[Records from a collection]
::::

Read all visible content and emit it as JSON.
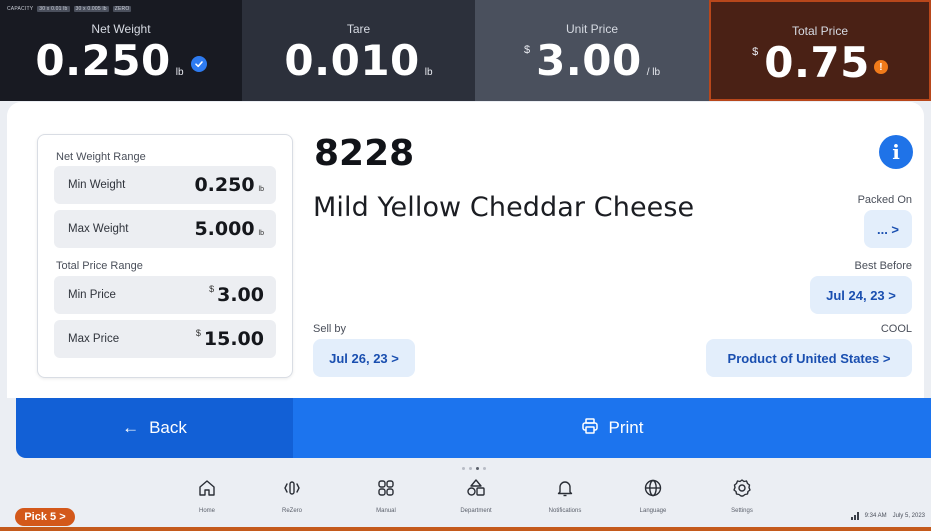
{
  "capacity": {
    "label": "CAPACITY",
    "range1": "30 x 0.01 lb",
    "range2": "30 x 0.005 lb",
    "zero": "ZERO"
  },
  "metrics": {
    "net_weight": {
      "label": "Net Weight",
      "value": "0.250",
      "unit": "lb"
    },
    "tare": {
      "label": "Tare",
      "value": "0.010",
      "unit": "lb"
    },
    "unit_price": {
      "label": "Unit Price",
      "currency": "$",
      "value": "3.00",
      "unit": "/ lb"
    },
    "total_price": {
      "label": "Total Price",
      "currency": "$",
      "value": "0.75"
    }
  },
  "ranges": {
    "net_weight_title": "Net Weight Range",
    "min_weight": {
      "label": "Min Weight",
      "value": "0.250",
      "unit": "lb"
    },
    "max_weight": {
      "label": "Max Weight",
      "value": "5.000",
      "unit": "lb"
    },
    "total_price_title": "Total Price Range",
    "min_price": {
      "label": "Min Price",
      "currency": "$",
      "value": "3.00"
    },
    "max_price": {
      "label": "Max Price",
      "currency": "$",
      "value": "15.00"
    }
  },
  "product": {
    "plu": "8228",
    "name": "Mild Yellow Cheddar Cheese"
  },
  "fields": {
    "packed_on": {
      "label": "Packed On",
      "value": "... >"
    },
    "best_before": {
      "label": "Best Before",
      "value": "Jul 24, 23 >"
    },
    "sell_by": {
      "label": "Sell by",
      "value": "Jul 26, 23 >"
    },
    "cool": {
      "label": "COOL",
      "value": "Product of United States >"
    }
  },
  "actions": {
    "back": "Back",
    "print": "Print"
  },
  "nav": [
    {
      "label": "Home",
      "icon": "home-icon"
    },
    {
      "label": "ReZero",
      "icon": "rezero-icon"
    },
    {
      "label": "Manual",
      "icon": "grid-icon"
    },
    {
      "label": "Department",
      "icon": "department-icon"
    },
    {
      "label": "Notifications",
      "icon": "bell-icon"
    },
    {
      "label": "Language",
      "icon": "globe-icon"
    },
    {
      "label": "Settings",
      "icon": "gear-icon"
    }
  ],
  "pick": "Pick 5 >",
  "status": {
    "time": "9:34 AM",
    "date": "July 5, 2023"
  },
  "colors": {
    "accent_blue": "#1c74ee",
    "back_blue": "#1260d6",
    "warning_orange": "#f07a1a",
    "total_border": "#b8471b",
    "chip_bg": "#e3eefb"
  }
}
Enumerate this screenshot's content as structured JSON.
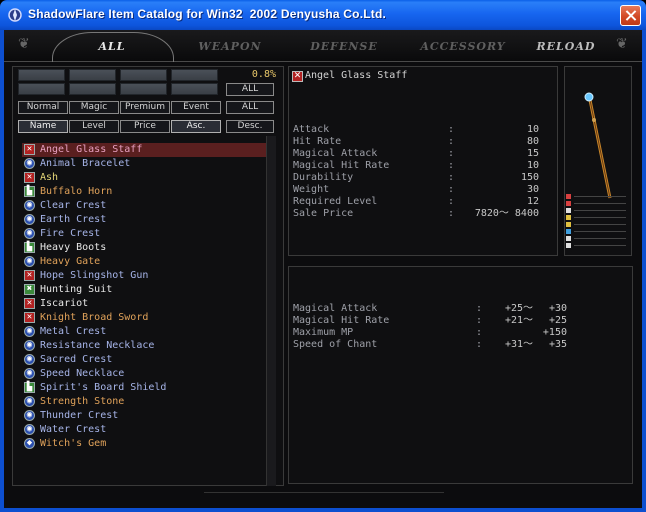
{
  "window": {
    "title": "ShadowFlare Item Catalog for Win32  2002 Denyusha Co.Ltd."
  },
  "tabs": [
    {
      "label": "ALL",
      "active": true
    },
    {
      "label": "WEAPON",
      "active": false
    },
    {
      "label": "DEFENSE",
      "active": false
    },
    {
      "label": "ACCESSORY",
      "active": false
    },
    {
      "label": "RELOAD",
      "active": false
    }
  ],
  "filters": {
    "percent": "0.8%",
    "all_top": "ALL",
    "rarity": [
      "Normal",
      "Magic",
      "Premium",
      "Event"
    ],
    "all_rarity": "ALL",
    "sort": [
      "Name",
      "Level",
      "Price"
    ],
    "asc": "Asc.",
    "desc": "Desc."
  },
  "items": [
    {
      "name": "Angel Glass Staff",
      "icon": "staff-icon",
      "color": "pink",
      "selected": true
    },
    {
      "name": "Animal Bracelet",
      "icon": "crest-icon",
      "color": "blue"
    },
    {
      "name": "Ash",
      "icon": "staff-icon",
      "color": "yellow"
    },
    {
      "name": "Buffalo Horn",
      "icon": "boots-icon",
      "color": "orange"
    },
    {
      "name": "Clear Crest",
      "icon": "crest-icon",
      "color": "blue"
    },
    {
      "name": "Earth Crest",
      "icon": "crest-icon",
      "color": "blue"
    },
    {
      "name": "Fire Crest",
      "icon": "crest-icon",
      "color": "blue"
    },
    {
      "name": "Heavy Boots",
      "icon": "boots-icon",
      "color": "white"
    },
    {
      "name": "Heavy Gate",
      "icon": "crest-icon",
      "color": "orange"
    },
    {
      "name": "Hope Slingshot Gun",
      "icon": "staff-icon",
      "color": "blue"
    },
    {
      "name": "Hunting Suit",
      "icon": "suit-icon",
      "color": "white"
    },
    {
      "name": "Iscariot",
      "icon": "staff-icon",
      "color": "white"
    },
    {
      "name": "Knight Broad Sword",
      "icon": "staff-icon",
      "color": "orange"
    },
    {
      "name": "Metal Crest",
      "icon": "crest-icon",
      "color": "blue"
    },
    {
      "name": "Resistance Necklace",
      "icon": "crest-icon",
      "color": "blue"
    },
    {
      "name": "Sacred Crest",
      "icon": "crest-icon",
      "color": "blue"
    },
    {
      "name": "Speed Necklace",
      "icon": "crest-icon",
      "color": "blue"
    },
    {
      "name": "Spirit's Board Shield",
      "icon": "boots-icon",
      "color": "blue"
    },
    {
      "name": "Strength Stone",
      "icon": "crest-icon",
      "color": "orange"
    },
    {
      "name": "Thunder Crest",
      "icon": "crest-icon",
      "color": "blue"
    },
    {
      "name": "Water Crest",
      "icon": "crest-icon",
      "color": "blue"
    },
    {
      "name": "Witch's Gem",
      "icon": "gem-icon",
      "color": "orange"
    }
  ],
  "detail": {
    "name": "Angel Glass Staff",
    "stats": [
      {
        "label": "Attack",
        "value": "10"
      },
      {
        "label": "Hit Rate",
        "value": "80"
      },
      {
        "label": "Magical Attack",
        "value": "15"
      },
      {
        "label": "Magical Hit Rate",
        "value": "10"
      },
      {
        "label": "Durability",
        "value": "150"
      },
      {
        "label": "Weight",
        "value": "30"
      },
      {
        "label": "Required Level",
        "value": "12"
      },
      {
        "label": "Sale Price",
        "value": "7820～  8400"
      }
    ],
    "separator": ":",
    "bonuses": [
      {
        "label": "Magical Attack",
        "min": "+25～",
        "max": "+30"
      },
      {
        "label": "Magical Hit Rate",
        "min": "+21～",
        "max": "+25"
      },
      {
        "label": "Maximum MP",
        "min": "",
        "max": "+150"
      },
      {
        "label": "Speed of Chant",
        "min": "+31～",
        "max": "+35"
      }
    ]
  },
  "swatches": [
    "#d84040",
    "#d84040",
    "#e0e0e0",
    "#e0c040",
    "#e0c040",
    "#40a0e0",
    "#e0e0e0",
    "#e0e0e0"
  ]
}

::::

The entries above are to be returned exactly, without their pictures.

*Response to the exercise*
Read all visible content and emit it as JSON.
{
  "capacity": {
    "label": "CAPACITY",
    "range1": "30 x 0.01 lb",
    "range2": "30 x 0.005 lb",
    "zero": "ZERO"
  },
  "metrics": {
    "net_weight": {
      "label": "Net Weight",
      "value": "0.250",
      "unit": "lb"
    },
    "tare": {
      "label": "Tare",
      "value": "0.010",
      "unit": "lb"
    },
    "unit_price": {
      "label": "Unit Price",
      "currency": "$",
      "value": "3.00",
      "unit": "/ lb"
    },
    "total_price": {
      "label": "Total Price",
      "currency": "$",
      "value": "0.75"
    }
  },
  "ranges": {
    "net_weight_title": "Net Weight Range",
    "min_weight": {
      "label": "Min Weight",
      "value": "0.250",
      "unit": "lb"
    },
    "max_weight": {
      "label": "Max Weight",
      "value": "5.000",
      "unit": "lb"
    },
    "total_price_title": "Total Price Range",
    "min_price": {
      "label": "Min Price",
      "currency": "$",
      "value": "3.00"
    },
    "max_price": {
      "label": "Max Price",
      "currency": "$",
      "value": "15.00"
    }
  },
  "product": {
    "plu": "8228",
    "name": "Mild Yellow Cheddar Cheese"
  },
  "fields": {
    "packed_on": {
      "label": "Packed On",
      "value": "... >"
    },
    "best_before": {
      "label": "Best Before",
      "value": "Jul 24, 23 >"
    },
    "sell_by": {
      "label": "Sell by",
      "value": "Jul 26, 23 >"
    },
    "cool": {
      "label": "COOL",
      "value": "Product of United States >"
    }
  },
  "actions": {
    "back": "Back",
    "print": "Print"
  },
  "nav": [
    {
      "label": "Home",
      "icon": "home-icon"
    },
    {
      "label": "ReZero",
      "icon": "rezero-icon"
    },
    {
      "label": "Manual",
      "icon": "grid-icon"
    },
    {
      "label": "Department",
      "icon": "department-icon"
    },
    {
      "label": "Notifications",
      "icon": "bell-icon"
    },
    {
      "label": "Language",
      "icon": "globe-icon"
    },
    {
      "label": "Settings",
      "icon": "gear-icon"
    }
  ],
  "pick": "Pick 5 >",
  "status": {
    "time": "9:34 AM",
    "date": "July 5, 2023"
  },
  "colors": {
    "accent_blue": "#1c74ee",
    "back_blue": "#1260d6",
    "warning_orange": "#f07a1a",
    "total_border": "#b8471b",
    "chip_bg": "#e3eefb"
  }
}
Enumerate this screenshot's content as structured JSON.
{
  "window": {
    "title": "ShadowFlare Item Catalog for Win32  2002 Denyusha Co.Ltd."
  },
  "tabs": [
    {
      "label": "ALL",
      "active": true
    },
    {
      "label": "WEAPON",
      "active": false
    },
    {
      "label": "DEFENSE",
      "active": false
    },
    {
      "label": "ACCESSORY",
      "active": false
    },
    {
      "label": "RELOAD",
      "active": false
    }
  ],
  "filters": {
    "percent": "0.8%",
    "all_top": "ALL",
    "rarity": [
      "Normal",
      "Magic",
      "Premium",
      "Event"
    ],
    "all_rarity": "ALL",
    "sort": [
      "Name",
      "Level",
      "Price"
    ],
    "asc": "Asc.",
    "desc": "Desc."
  },
  "items": [
    {
      "name": "Angel Glass Staff",
      "icon": "staff-icon",
      "color": "pink",
      "selected": true
    },
    {
      "name": "Animal Bracelet",
      "icon": "crest-icon",
      "color": "blue"
    },
    {
      "name": "Ash",
      "icon": "staff-icon",
      "color": "yellow"
    },
    {
      "name": "Buffalo Horn",
      "icon": "boots-icon",
      "color": "orange"
    },
    {
      "name": "Clear Crest",
      "icon": "crest-icon",
      "color": "blue"
    },
    {
      "name": "Earth Crest",
      "icon": "crest-icon",
      "color": "blue"
    },
    {
      "name": "Fire Crest",
      "icon": "crest-icon",
      "color": "blue"
    },
    {
      "name": "Heavy Boots",
      "icon": "boots-icon",
      "color": "white"
    },
    {
      "name": "Heavy Gate",
      "icon": "crest-icon",
      "color": "orange"
    },
    {
      "name": "Hope Slingshot Gun",
      "icon": "staff-icon",
      "color": "blue"
    },
    {
      "name": "Hunting Suit",
      "icon": "suit-icon",
      "color": "white"
    },
    {
      "name": "Iscariot",
      "icon": "staff-icon",
      "color": "white"
    },
    {
      "name": "Knight Broad Sword",
      "icon": "staff-icon",
      "color": "orange"
    },
    {
      "name": "Metal Crest",
      "icon": "crest-icon",
      "color": "blue"
    },
    {
      "name": "Resistance Necklace",
      "icon": "crest-icon",
      "color": "blue"
    },
    {
      "name": "Sacred Crest",
      "icon": "crest-icon",
      "color": "blue"
    },
    {
      "name": "Speed Necklace",
      "icon": "crest-icon",
      "color": "blue"
    },
    {
      "name": "Spirit's Board Shield",
      "icon": "boots-icon",
      "color": "blue"
    },
    {
      "name": "Strength Stone",
      "icon": "crest-icon",
      "color": "orange"
    },
    {
      "name": "Thunder Crest",
      "icon": "crest-icon",
      "color": "blue"
    },
    {
      "name": "Water Crest",
      "icon": "crest-icon",
      "color": "blue"
    },
    {
      "name": "Witch's Gem",
      "icon": "gem-icon",
      "color": "orange"
    }
  ],
  "detail": {
    "name": "Angel Glass Staff",
    "stats": [
      {
        "label": "Attack",
        "value": "10"
      },
      {
        "label": "Hit Rate",
        "value": "80"
      },
      {
        "label": "Magical Attack",
        "value": "15"
      },
      {
        "label": "Magical Hit Rate",
        "value": "10"
      },
      {
        "label": "Durability",
        "value": "150"
      },
      {
        "label": "Weight",
        "value": "30"
      },
      {
        "label": "Required Level",
        "value": "12"
      },
      {
        "label": "Sale Price",
        "value": "7820～  8400"
      }
    ],
    "separator": ":",
    "bonuses": [
      {
        "label": "Magical Attack",
        "min": "+25～",
        "max": "+30"
      },
      {
        "label": "Magical Hit Rate",
        "min": "+21～",
        "max": "+25"
      },
      {
        "label": "Maximum MP",
        "min": "",
        "max": "+150"
      },
      {
        "label": "Speed of Chant",
        "min": "+31～",
        "max": "+35"
      }
    ]
  },
  "swatches": [
    "#d84040",
    "#d84040",
    "#e0e0e0",
    "#e0c040",
    "#e0c040",
    "#40a0e0",
    "#e0e0e0",
    "#e0e0e0"
  ]
}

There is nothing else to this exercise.